ИЗВЛЕЧЁННЫЙ ТЕКСТ:
════════
Текст книги "Ривароль"
Автор книги: Генри Каттнер
сообщить о нарушении
Текущая страница: 7 (всего у книги 9 страниц)
Эней, вынесший на своих плечах отца из пламени, – образцовый пример сыновней любви. Если бы он приказал это сделать своим рабам, то не заслужил бы такого имени. Героем становится тот, кто приносит наивысшую жертву своему королю или своему отечеству. Можно быть великим правителем, великим человеком, великим полководцем, героем вовсе не будучи.
В искусствах деятельной части народа подобает творить, праздной – наслаждаться и выбирать лучшее.
Скромный человек может все приобрести, высокомерный – все потерять, потому что один вызывает сочувствие, а другой – зависть.
Из всех чувств презрение следует скрывать наиболее тщательно.
Наша терпимость к знакомым людям почти всегда меньше того сострадания, которое мы проявляем к незнакомым.
Глупцы поступали бы правильно, если бы встречали острословов недоверием, соответствующим их пренебрежению к ним.
Болтливая зависть нерасторопна; опасаться нужно той, которая молчит.
Ясный ум часто кажется нам удачливым, подобно тому как красивое тело кажется ловким.
Человек с посредственными задатками, но умеющий пользоваться своим временем, проворством и терпением может достичь такого ранга, что привлечет к себе всеобщее внимание.
В животе зарождается идея.
Хорошие манеры – украшение для богатства и прикрытие для нищеты.
Путь дружбы зарастает терном, если по нему долго не ходить.
Есть добродетели, вменяемые только богатству.
В дикой природе виды имеют красивые формы, потому что самка принадлежит самцу, одержавшему верх над другими самцами.
════════
СПИСОК МАТЕРИАЛОВ:
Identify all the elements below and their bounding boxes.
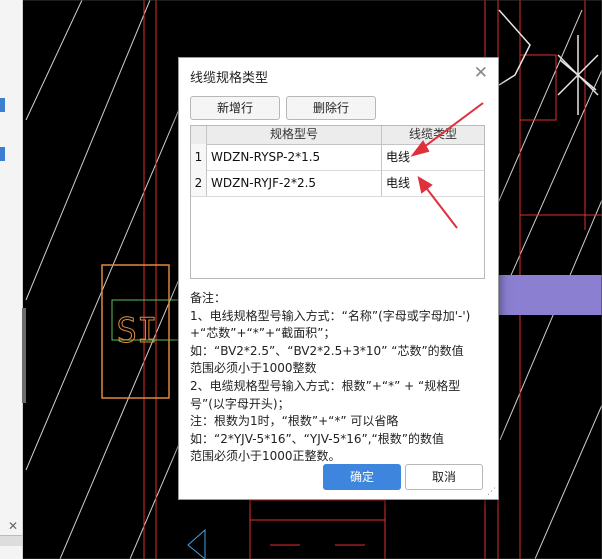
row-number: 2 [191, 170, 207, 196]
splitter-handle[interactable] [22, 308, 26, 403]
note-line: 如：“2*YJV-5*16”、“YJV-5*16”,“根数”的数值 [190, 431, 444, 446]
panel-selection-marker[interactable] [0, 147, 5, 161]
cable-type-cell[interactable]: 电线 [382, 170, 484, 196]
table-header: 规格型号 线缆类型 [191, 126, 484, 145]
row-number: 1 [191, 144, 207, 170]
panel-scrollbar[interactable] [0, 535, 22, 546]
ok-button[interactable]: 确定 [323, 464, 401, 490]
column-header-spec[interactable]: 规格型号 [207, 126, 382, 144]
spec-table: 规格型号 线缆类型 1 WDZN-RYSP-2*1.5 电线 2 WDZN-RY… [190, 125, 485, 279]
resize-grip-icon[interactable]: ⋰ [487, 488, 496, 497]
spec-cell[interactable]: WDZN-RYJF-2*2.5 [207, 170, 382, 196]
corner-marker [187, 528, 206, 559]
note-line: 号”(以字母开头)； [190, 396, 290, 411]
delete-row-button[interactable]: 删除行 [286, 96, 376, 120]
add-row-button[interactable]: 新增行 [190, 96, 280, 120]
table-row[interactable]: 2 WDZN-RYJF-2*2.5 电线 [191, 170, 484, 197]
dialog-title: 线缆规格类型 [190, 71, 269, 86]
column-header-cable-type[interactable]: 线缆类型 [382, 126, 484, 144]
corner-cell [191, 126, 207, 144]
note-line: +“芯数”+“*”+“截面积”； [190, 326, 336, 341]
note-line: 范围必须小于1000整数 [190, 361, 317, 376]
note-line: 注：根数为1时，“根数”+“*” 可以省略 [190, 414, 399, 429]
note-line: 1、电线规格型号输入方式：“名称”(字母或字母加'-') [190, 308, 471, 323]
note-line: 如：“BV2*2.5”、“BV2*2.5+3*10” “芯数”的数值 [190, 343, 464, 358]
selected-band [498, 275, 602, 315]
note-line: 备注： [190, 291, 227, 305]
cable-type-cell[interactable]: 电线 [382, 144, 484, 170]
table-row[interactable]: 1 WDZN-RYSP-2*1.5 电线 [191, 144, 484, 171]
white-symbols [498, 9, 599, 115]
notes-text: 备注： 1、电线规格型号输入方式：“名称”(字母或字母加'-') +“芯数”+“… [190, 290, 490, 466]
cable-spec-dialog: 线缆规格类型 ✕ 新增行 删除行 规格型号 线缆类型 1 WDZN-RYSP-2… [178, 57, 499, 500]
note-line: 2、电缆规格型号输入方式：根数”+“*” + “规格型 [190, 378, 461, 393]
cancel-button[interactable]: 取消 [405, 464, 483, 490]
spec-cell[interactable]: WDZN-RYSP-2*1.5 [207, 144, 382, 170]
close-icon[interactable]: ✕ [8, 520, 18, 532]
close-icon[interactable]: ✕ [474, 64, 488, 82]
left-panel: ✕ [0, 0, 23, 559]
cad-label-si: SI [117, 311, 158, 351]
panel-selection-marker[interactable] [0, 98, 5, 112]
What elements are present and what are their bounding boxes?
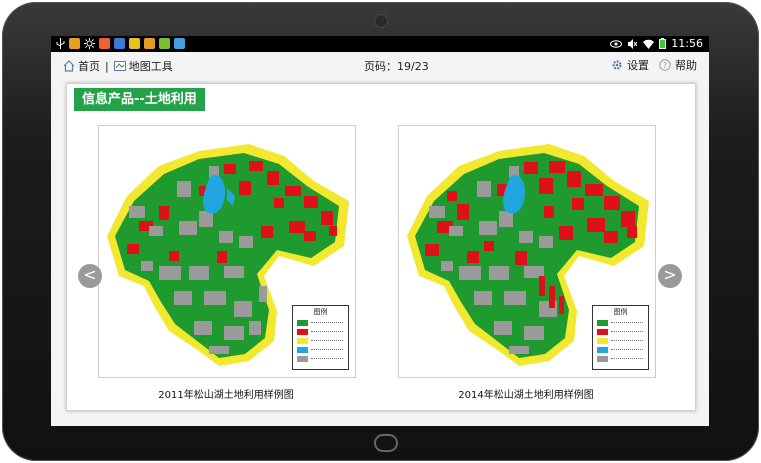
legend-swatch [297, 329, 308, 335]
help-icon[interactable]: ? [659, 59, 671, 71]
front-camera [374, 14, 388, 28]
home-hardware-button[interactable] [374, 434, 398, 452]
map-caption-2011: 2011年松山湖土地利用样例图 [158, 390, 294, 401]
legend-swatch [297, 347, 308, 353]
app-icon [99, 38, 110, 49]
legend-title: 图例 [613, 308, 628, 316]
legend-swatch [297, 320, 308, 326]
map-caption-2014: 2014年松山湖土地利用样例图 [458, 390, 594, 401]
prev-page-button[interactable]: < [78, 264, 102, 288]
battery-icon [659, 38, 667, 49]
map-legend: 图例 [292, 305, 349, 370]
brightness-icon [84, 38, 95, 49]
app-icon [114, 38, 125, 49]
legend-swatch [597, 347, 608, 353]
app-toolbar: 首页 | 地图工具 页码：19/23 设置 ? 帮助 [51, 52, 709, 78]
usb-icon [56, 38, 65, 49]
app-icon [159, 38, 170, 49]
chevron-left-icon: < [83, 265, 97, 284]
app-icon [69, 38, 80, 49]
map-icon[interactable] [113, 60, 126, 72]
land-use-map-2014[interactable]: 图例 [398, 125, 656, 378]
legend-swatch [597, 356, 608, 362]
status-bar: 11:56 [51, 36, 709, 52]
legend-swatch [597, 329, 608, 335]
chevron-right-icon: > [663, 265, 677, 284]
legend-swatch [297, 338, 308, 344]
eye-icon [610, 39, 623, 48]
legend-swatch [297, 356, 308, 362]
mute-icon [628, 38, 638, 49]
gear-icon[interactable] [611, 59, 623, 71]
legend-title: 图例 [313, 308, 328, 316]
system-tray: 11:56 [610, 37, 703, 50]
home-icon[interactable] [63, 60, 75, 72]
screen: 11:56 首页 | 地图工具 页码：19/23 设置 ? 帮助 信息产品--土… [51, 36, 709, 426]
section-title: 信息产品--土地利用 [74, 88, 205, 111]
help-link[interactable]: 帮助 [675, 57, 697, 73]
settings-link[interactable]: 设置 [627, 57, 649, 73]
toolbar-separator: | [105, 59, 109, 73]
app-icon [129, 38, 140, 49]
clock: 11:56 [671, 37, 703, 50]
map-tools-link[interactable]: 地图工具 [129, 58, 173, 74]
════════
ЗАДАНИЕ A: Почему, согласно извлечённому тексту, скромный человек может всё приобрести, а высокомерный — всё потерять? Ответьте в одном–трёх предложениях.
ЗАДАНИЕ B: Чем, по извлечённому тексту, хорошие манеры служат для богатства и чем для нищеты?
ЗАДАНИЕ C: Продолжите извлечённый текст с афоризмами, начав сразу после его последней фразы.

ОТВЕТ A: Скромный человек вызывает сочувствие, а высокомерный — зависть. Поэтому первый способен всё приобрести, а второй — всё потерять.

ОТВЕТ B: Для богатства они украшение, а для нищеты — прикрытие.

ОТВЕТ C:
Как цветы и плоды, выращиваемые в домашних условиях: чем более они красивы и велики, тем меньше в них семян и зерен; так и человек, культивирующий свой дух: он утрачивает способность к размножению и ручной работе. Следовательно, создание самых прекрасных цветов, обильнейших плодов и гениальных людей не входило в замыслы природы.
Природа, располагающая только четырьмя кулисами времен года, а также Солнцем, Луной и прочим небесным составом, меняет зрителей своего спектакля, отправляя их в мир иной. Мы, люди, не можем менять зрителей, поэтому меняем декорации и саму пьесу.
Нас раздражают не столько неудобства, связанные с одним положением, сколько удобства другого.
Кошка не ластится к нам, она дает нам себя приласкать.
В Европе рождается больше мужчин, чем женщин, и не будь войн, женщины были бы обречены на неверность. И наоборот, в стране, где мужчин больше, многие женщины были бы обречены хранить верность мужьям.
Те же таланты, что делают человека способным приобрести состояние, мешают ему пользоваться им.
Дураков следует избегать: от них одно раздражение. Пока их в двадцатый раз не заденешь, они не ответят.
Если бы дураки имели представление о том, какие муки они доставляют, они бы нам посочувствовали.
Не следовало бы класть в основу своей добродетели вещи, которые сами по себе ни хороши, ни плохи: например, девственность.
В человеческом представлении о том, что время течет, содержится большая ошибка. Время – это берег, который будто бы движется, когда мы проплываем мимо него.
От самого плохого колеса больше всего шума.
Память довольствуется обветшалой драпировкой; фантазия восседает под расшитым цветами балдахином.
Животных можно подразделить на умных и одаренных: собака и слон умны, соловей и шелковичный червь талантливы.
Человек – единственное существо, которое удивляется универсуму и с каждым днем все больше дивится тому, что это удивление имеет границы. В царстве животных изумление бывает связано с появлением незнакомого предмета и сразу же сменяется испугом или бегством, а в конце концов уступает место привычке или забвению. У нас же удивление становится матерью идей. Оно переходит в размышление и, дав плодотворную встряску уму, приводит к открытиям. Гениальность проявляется, даже когда мы удивляемся нашей слабости: ощущение своей малости есть признак величия, как ощущение своей вины – признак добродетели. Поэтому мы не только способны удивляться, но и сами удивительны; животные же только удивляются.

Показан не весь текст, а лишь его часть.